Work required
Copy out every record below, word for word.

Data to use
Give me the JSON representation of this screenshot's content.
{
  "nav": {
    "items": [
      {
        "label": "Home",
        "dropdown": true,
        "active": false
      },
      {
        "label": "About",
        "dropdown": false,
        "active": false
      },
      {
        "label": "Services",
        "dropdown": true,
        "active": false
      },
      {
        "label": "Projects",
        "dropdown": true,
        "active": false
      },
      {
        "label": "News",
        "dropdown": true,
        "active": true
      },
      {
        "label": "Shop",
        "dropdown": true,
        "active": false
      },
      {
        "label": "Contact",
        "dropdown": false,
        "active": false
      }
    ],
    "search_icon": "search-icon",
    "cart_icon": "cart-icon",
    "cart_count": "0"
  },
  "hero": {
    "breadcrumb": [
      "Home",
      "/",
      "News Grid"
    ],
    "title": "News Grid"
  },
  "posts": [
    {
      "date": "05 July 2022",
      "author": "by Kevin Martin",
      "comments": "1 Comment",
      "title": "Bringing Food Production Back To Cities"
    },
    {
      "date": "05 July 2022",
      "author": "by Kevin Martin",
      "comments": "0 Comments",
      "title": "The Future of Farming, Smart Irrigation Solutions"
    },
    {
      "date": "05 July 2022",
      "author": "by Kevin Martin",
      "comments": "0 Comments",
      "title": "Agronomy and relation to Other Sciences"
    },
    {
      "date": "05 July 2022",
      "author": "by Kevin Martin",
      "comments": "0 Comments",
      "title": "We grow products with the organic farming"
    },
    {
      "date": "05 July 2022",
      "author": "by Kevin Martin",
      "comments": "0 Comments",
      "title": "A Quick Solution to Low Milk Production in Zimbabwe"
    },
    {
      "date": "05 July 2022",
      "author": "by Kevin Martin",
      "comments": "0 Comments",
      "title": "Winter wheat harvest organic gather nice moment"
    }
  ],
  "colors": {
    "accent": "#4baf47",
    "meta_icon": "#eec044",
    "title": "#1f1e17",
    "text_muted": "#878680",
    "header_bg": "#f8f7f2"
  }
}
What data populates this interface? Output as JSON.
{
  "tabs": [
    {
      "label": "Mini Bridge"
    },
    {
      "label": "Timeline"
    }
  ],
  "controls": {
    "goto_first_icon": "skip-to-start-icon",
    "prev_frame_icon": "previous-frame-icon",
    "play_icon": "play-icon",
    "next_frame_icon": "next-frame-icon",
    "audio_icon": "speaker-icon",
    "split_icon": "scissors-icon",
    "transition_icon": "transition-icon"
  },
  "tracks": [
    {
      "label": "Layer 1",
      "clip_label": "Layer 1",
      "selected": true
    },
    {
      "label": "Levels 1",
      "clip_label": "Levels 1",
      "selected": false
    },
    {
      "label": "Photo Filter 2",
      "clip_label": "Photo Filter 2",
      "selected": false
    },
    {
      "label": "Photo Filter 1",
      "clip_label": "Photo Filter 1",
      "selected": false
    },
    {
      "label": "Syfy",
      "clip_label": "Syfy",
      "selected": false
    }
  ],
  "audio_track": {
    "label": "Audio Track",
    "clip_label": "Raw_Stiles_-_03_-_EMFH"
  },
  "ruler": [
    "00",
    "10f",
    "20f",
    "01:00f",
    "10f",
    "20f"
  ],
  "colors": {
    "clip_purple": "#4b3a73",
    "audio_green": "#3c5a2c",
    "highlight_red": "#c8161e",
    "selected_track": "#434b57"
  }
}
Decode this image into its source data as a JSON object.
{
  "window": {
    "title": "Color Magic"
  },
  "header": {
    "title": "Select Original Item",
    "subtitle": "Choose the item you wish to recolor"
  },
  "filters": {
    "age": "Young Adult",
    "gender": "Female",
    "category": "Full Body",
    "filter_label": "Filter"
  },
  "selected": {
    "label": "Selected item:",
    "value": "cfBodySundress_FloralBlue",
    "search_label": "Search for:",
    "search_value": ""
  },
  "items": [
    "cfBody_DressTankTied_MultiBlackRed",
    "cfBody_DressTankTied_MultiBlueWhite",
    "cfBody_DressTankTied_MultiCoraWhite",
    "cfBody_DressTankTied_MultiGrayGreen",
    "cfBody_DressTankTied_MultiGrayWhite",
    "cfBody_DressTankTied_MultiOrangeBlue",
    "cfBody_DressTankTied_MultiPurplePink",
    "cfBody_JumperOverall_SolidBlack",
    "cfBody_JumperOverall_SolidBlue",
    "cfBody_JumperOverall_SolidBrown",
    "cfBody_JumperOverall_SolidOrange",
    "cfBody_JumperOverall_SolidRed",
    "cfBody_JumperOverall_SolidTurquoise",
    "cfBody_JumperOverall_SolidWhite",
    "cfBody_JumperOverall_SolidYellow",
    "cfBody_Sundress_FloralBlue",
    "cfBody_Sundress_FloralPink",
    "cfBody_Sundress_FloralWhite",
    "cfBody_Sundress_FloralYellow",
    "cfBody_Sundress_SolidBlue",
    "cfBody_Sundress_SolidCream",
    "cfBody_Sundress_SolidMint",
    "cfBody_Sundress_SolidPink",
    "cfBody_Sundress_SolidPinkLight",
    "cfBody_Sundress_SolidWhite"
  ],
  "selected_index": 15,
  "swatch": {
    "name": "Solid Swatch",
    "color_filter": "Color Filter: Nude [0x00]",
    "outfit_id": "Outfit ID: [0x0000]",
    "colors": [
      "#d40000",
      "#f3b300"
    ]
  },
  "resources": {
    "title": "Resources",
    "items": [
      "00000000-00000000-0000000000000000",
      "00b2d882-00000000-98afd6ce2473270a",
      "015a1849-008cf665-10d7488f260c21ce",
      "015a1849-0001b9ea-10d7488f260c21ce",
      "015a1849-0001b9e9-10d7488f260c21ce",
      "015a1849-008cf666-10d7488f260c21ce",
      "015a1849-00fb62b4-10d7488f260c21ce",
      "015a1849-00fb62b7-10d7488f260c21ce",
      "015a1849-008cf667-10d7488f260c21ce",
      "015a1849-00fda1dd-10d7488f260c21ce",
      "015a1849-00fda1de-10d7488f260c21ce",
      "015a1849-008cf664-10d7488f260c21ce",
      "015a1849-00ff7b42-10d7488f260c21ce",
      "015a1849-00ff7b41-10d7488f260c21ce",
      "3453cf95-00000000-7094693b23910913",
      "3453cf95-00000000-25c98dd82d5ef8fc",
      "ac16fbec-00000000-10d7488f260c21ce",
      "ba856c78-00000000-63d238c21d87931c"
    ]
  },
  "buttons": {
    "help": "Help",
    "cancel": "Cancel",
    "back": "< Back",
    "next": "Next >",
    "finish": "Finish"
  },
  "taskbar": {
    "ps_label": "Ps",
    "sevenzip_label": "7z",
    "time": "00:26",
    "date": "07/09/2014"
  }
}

Result for this exercise
Give me the JSON representation of this screenshot's content.
{
  "nav": {
    "items": [
      {
        "label": "Home",
        "dropdown": true,
        "active": false
      },
      {
        "label": "About",
        "dropdown": false,
        "active": false
      },
      {
        "label": "Services",
        "dropdown": true,
        "active": false
      },
      {
        "label": "Projects",
        "dropdown": true,
        "active": false
      },
      {
        "label": "News",
        "dropdown": true,
        "active": true
      },
      {
        "label": "Shop",
        "dropdown": true,
        "active": false
      },
      {
        "label": "Contact",
        "dropdown": false,
        "active": false
      }
    ],
    "search_icon": "search-icon",
    "cart_icon": "cart-icon",
    "cart_count": "0"
  },
  "hero": {
    "breadcrumb": [
      "Home",
      "/",
      "News Grid"
    ],
    "title": "News Grid"
  },
  "posts": [
    {
      "date": "05 July 2022",
      "author": "by Kevin Martin",
      "comments": "1 Comment",
      "title": "Bringing Food Production Back To Cities"
    },
    {
      "date": "05 July 2022",
      "author": "by Kevin Martin",
      "comments": "0 Comments",
      "title": "The Future of Farming, Smart Irrigation Solutions"
    },
    {
      "date": "05 July 2022",
      "author": "by Kevin Martin",
      "comments": "0 Comments",
      "title": "Agronomy and relation to Other Sciences"
    },
    {
      "date": "05 July 2022",
      "author": "by Kevin Martin",
      "comments": "0 Comments",
      "title": "We grow products with the organic farming"
    },
    {
      "date": "05 July 2022",
      "author": "by Kevin Martin",
      "comments": "0 Comments",
      "title": "A Quick Solution to Low Milk Production in Zimbabwe"
    },
    {
      "date": "05 July 2022",
      "author": "by Kevin Martin",
      "comments": "0 Comments",
      "title": "Winter wheat harvest organic gather nice moment"
    }
  ],
  "colors": {
    "accent": "#4baf47",
    "meta_icon": "#eec044",
    "title": "#1f1e17",
    "text_muted": "#878680",
    "header_bg": "#f8f7f2"
  }
}
What data populates this interface? Output as JSON.
{
  "tabs": [
    {
      "label": "Mini Bridge"
    },
    {
      "label": "Timeline"
    }
  ],
  "controls": {
    "goto_first_icon": "skip-to-start-icon",
    "prev_frame_icon": "previous-frame-icon",
    "play_icon": "play-icon",
    "next_frame_icon": "next-frame-icon",
    "audio_icon": "speaker-icon",
    "split_icon": "scissors-icon",
    "transition_icon": "transition-icon"
  },
  "tracks": [
    {
      "label": "Layer 1",
      "clip_label": "Layer 1",
      "selected": true
    },
    {
      "label": "Levels 1",
      "clip_label": "Levels 1",
      "selected": false
    },
    {
      "label": "Photo Filter 2",
      "clip_label": "Photo Filter 2",
      "selected": false
    },
    {
      "label": "Photo Filter 1",
      "clip_label": "Photo Filter 1",
      "selected": false
    },
    {
      "label": "Syfy",
      "clip_label": "Syfy",
      "selected": false
    }
  ],
  "audio_track": {
    "label": "Audio Track",
    "clip_label": "Raw_Stiles_-_03_-_EMFH"
  },
  "ruler": [
    "00",
    "10f",
    "20f",
    "01:00f",
    "10f",
    "20f"
  ],
  "colors": {
    "clip_purple": "#4b3a73",
    "audio_green": "#3c5a2c",
    "highlight_red": "#c8161e",
    "selected_track": "#434b57"
  }
}
Decode this image into its source data as a JSON object.
{
  "window": {
    "title": "Color Magic"
  },
  "header": {
    "title": "Select Original Item",
    "subtitle": "Choose the item you wish to recolor"
  },
  "filters": {
    "age": "Young Adult",
    "gender": "Female",
    "category": "Full Body",
    "filter_label": "Filter"
  },
  "selected": {
    "label": "Selected item:",
    "value": "cfBodySundress_FloralBlue",
    "search_label": "Search for:",
    "search_value": ""
  },
  "items": [
    "cfBody_DressTankTied_MultiBlackRed",
    "cfBody_DressTankTied_MultiBlueWhite",
    "cfBody_DressTankTied_MultiCoraWhite",
    "cfBody_DressTankTied_MultiGrayGreen",
    "cfBody_DressTankTied_MultiGrayWhite",
    "cfBody_DressTankTied_MultiOrangeBlue",
    "cfBody_DressTankTied_MultiPurplePink",
    "cfBody_JumperOverall_SolidBlack",
    "cfBody_JumperOverall_SolidBlue",
    "cfBody_JumperOverall_SolidBrown",
    "cfBody_JumperOverall_SolidOrange",
    "cfBody_JumperOverall_SolidRed",
    "cfBody_JumperOverall_SolidTurquoise",
    "cfBody_JumperOverall_SolidWhite",
    "cfBody_JumperOverall_SolidYellow",
    "cfBody_Sundress_FloralBlue",
    "cfBody_Sundress_FloralPink",
    "cfBody_Sundress_FloralWhite",
    "cfBody_Sundress_FloralYellow",
    "cfBody_Sundress_SolidBlue",
    "cfBody_Sundress_SolidCream",
    "cfBody_Sundress_SolidMint",
    "cfBody_Sundress_SolidPink",
    "cfBody_Sundress_SolidPinkLight",
    "cfBody_Sundress_SolidWhite"
  ],
  "selected_index": 15,
  "swatch": {
    "name": "Solid Swatch",
    "color_filter": "Color Filter: Nude [0x00]",
    "outfit_id": "Outfit ID: [0x0000]",
    "colors": [
      "#d40000",
      "#f3b300"
    ]
  },
  "resources": {
    "title": "Resources",
    "items": [
      "00000000-00000000-0000000000000000",
      "00b2d882-00000000-98afd6ce2473270a",
      "015a1849-008cf665-10d7488f260c21ce",
      "015a1849-0001b9ea-10d7488f260c21ce",
      "015a1849-0001b9e9-10d7488f260c21ce",
      "015a1849-008cf666-10d7488f260c21ce",
      "015a1849-00fb62b4-10d7488f260c21ce",
      "015a1849-00fb62b7-10d7488f260c21ce",
      "015a1849-008cf667-10d7488f260c21ce",
      "015a1849-00fda1dd-10d7488f260c21ce",
      "015a1849-00fda1de-10d7488f260c21ce",
      "015a1849-008cf664-10d7488f260c21ce",
      "015a1849-00ff7b42-10d7488f260c21ce",
      "015a1849-00ff7b41-10d7488f260c21ce",
      "3453cf95-00000000-7094693b23910913",
      "3453cf95-00000000-25c98dd82d5ef8fc",
      "ac16fbec-00000000-10d7488f260c21ce",
      "ba856c78-00000000-63d238c21d87931c"
    ]
  },
  "buttons": {
    "help": "Help",
    "cancel": "Cancel",
    "back": "< Back",
    "next": "Next >",
    "finish": "Finish"
  },
  "taskbar": {
    "ps_label": "Ps",
    "sevenzip_label": "7z",
    "time": "00:26",
    "date": "07/09/2014"
  }
}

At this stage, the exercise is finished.